• **Goal of the exercise**: Set the listing down unchanged, minus every embedded image.

Dataset excerpts
————

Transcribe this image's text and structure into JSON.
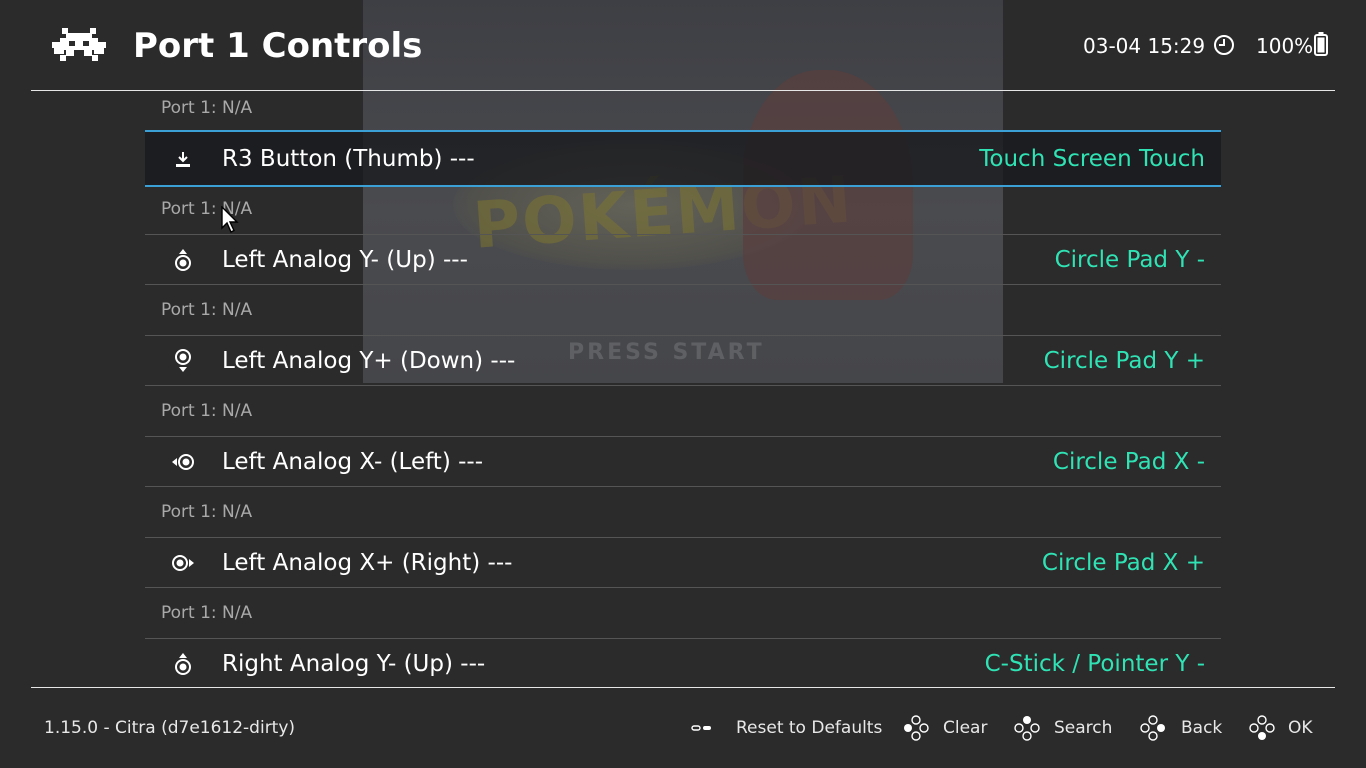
{
  "header": {
    "title": "Port 1 Controls",
    "clock": "03-04 15:29",
    "battery": "100%",
    "icons": {
      "logo": "retroarch-invader-icon",
      "clock": "clock-icon",
      "battery": "battery-icon"
    }
  },
  "background": {
    "press_start": "PRESS START"
  },
  "list": {
    "items": [
      {
        "sublabel": "Port 1: N/A"
      },
      {
        "label": "R3 Button (Thumb) ---",
        "value": "Touch Screen Touch",
        "icon": "r3-button-icon",
        "selected": true
      },
      {
        "sublabel": "Port 1: N/A"
      },
      {
        "label": "Left Analog Y- (Up) ---",
        "value": "Circle Pad Y -",
        "icon": "left-stick-up-icon"
      },
      {
        "sublabel": "Port 1: N/A"
      },
      {
        "label": "Left Analog Y+ (Down) ---",
        "value": "Circle Pad Y +",
        "icon": "left-stick-down-icon"
      },
      {
        "sublabel": "Port 1: N/A"
      },
      {
        "label": "Left Analog X- (Left) ---",
        "value": "Circle Pad X -",
        "icon": "left-stick-left-icon"
      },
      {
        "sublabel": "Port 1: N/A"
      },
      {
        "label": "Left Analog X+ (Right) ---",
        "value": "Circle Pad X +",
        "icon": "left-stick-right-icon"
      },
      {
        "sublabel": "Port 1: N/A"
      },
      {
        "label": "Right Analog Y- (Up) ---",
        "value": "C-Stick / Pointer Y -",
        "icon": "right-stick-up-icon"
      }
    ]
  },
  "footer": {
    "version": "1.15.0 - Citra (d7e1612-dirty)",
    "buttons": [
      {
        "label": "Reset to Defaults",
        "icon": "select-button-icon"
      },
      {
        "label": "Clear",
        "icon": "dpad-west-button-icon"
      },
      {
        "label": "Search",
        "icon": "dpad-north-button-icon"
      },
      {
        "label": "Back",
        "icon": "dpad-east-button-icon"
      },
      {
        "label": "OK",
        "icon": "dpad-south-button-icon"
      }
    ]
  },
  "colors": {
    "background": "#2b2b2b",
    "value_text": "#2fe3b4",
    "selection_border": "#3aa0d6",
    "sublabel_text": "#a9a9a9"
  }
}
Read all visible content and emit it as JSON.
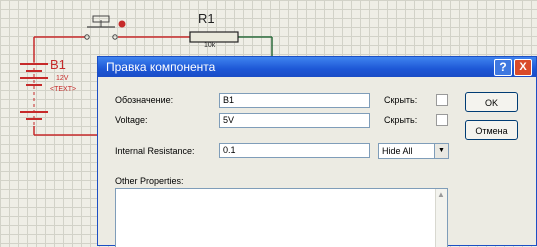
{
  "schematic": {
    "battery_label": "B1",
    "battery_voltage": "12V",
    "battery_text": "<TEXT>",
    "resistor_label": "R1",
    "resistor_value": "10k"
  },
  "dialog": {
    "title": "Правка компонента",
    "help_label": "?",
    "close_label": "X",
    "designator_label": "Обозначение:",
    "designator_value": "B1",
    "hide_label_1": "Скрыть:",
    "voltage_label": "Voltage:",
    "voltage_value": "5V",
    "hide_label_2": "Скрыть:",
    "internal_resistance_label": "Internal Resistance:",
    "internal_resistance_value": "0.1",
    "hide_all_value": "Hide All",
    "other_properties_label": "Other Properties:",
    "ok_button": "OK",
    "cancel_button": "Отмена"
  },
  "colors": {
    "wire_red": "#c62a2a",
    "wire_green": "#2a6a3a",
    "titlebar_blue": "#1d57d6"
  }
}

————

• **Reply to the exercise**:
Transcribe this image's text and structure into JSON.
{
  "header": {
    "title": "Port 1 Controls",
    "clock": "03-04 15:29",
    "battery": "100%",
    "icons": {
      "logo": "retroarch-invader-icon",
      "clock": "clock-icon",
      "battery": "battery-icon"
    }
  },
  "background": {
    "press_start": "PRESS START"
  },
  "list": {
    "items": [
      {
        "sublabel": "Port 1: N/A"
      },
      {
        "label": "R3 Button (Thumb) ---",
        "value": "Touch Screen Touch",
        "icon": "r3-button-icon",
        "selected": true
      },
      {
        "sublabel": "Port 1: N/A"
      },
      {
        "label": "Left Analog Y- (Up) ---",
        "value": "Circle Pad Y -",
        "icon": "left-stick-up-icon"
      },
      {
        "sublabel": "Port 1: N/A"
      },
      {
        "label": "Left Analog Y+ (Down) ---",
        "value": "Circle Pad Y +",
        "icon": "left-stick-down-icon"
      },
      {
        "sublabel": "Port 1: N/A"
      },
      {
        "label": "Left Analog X- (Left) ---",
        "value": "Circle Pad X -",
        "icon": "left-stick-left-icon"
      },
      {
        "sublabel": "Port 1: N/A"
      },
      {
        "label": "Left Analog X+ (Right) ---",
        "value": "Circle Pad X +",
        "icon": "left-stick-right-icon"
      },
      {
        "sublabel": "Port 1: N/A"
      },
      {
        "label": "Right Analog Y- (Up) ---",
        "value": "C-Stick / Pointer Y -",
        "icon": "right-stick-up-icon"
      }
    ]
  },
  "footer": {
    "version": "1.15.0 - Citra (d7e1612-dirty)",
    "buttons": [
      {
        "label": "Reset to Defaults",
        "icon": "select-button-icon"
      },
      {
        "label": "Clear",
        "icon": "dpad-west-button-icon"
      },
      {
        "label": "Search",
        "icon": "dpad-north-button-icon"
      },
      {
        "label": "Back",
        "icon": "dpad-east-button-icon"
      },
      {
        "label": "OK",
        "icon": "dpad-south-button-icon"
      }
    ]
  },
  "colors": {
    "background": "#2b2b2b",
    "value_text": "#2fe3b4",
    "selection_border": "#3aa0d6",
    "sublabel_text": "#a9a9a9"
  }
}
Read all visible content and emit it as JSON.
{
  "schematic": {
    "battery_label": "B1",
    "battery_voltage": "12V",
    "battery_text": "<TEXT>",
    "resistor_label": "R1",
    "resistor_value": "10k"
  },
  "dialog": {
    "title": "Правка компонента",
    "help_label": "?",
    "close_label": "X",
    "designator_label": "Обозначение:",
    "designator_value": "B1",
    "hide_label_1": "Скрыть:",
    "voltage_label": "Voltage:",
    "voltage_value": "5V",
    "hide_label_2": "Скрыть:",
    "internal_resistance_label": "Internal Resistance:",
    "internal_resistance_value": "0.1",
    "hide_all_value": "Hide All",
    "other_properties_label": "Other Properties:",
    "ok_button": "OK",
    "cancel_button": "Отмена"
  },
  "colors": {
    "wire_red": "#c62a2a",
    "wire_green": "#2a6a3a",
    "titlebar_blue": "#1d57d6"
  }
}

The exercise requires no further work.